## SUPPLIED MATERIAL

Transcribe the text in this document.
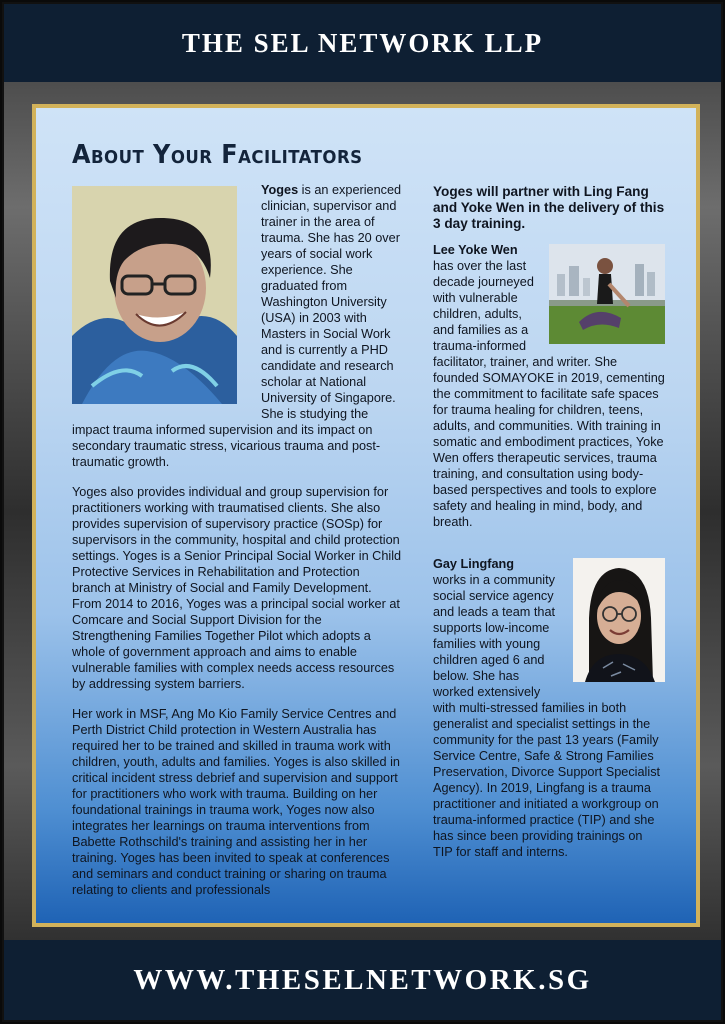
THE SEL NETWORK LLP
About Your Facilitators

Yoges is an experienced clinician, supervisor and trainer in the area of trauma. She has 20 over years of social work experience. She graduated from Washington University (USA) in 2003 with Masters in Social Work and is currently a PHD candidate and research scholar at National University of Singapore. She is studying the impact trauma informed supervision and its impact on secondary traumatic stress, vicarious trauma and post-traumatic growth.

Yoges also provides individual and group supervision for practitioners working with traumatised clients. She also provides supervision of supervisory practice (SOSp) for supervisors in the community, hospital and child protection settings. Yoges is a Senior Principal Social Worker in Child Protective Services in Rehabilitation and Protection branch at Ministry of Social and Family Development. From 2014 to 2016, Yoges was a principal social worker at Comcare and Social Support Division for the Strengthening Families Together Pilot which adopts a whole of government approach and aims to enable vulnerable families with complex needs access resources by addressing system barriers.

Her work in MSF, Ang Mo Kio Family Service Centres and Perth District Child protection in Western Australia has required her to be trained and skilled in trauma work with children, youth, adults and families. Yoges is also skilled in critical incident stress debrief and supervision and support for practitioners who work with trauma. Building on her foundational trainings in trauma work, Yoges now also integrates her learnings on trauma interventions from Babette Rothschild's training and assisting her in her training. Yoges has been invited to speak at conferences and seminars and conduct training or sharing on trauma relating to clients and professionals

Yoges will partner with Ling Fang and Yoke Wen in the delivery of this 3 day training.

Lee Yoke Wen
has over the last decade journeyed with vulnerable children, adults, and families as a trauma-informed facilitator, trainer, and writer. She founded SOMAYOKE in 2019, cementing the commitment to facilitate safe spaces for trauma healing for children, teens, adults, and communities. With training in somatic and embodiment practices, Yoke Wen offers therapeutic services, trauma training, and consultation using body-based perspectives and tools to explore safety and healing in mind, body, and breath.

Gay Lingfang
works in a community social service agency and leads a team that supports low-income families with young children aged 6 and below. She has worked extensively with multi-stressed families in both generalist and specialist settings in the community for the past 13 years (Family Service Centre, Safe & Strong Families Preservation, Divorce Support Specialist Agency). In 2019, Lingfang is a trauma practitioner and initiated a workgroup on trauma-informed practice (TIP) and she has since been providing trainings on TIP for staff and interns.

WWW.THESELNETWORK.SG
---
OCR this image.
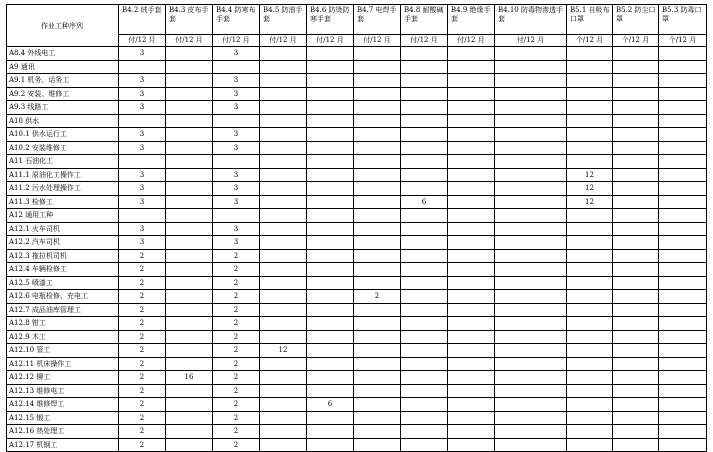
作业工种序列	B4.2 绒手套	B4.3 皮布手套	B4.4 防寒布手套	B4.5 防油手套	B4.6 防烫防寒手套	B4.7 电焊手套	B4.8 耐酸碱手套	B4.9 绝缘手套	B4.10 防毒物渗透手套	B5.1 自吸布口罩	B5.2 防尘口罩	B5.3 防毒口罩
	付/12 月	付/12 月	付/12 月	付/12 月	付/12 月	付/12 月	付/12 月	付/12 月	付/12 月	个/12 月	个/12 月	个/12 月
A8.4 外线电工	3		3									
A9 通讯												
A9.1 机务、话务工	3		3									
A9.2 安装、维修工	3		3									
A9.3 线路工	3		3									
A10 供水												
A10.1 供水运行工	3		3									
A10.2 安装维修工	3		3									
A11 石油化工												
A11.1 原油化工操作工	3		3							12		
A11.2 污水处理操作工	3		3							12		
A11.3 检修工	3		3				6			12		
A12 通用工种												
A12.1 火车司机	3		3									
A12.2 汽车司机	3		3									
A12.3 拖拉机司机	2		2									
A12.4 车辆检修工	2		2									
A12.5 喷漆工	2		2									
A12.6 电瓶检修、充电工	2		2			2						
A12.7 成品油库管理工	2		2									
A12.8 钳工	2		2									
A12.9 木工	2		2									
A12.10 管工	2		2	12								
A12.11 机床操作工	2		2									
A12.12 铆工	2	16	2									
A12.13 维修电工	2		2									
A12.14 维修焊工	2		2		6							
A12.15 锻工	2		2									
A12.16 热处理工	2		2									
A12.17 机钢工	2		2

## WORK TO BE COMPLETED
State how many lines of the records above contain the word "Lingfang", giving only that number.

## OUTPUT
2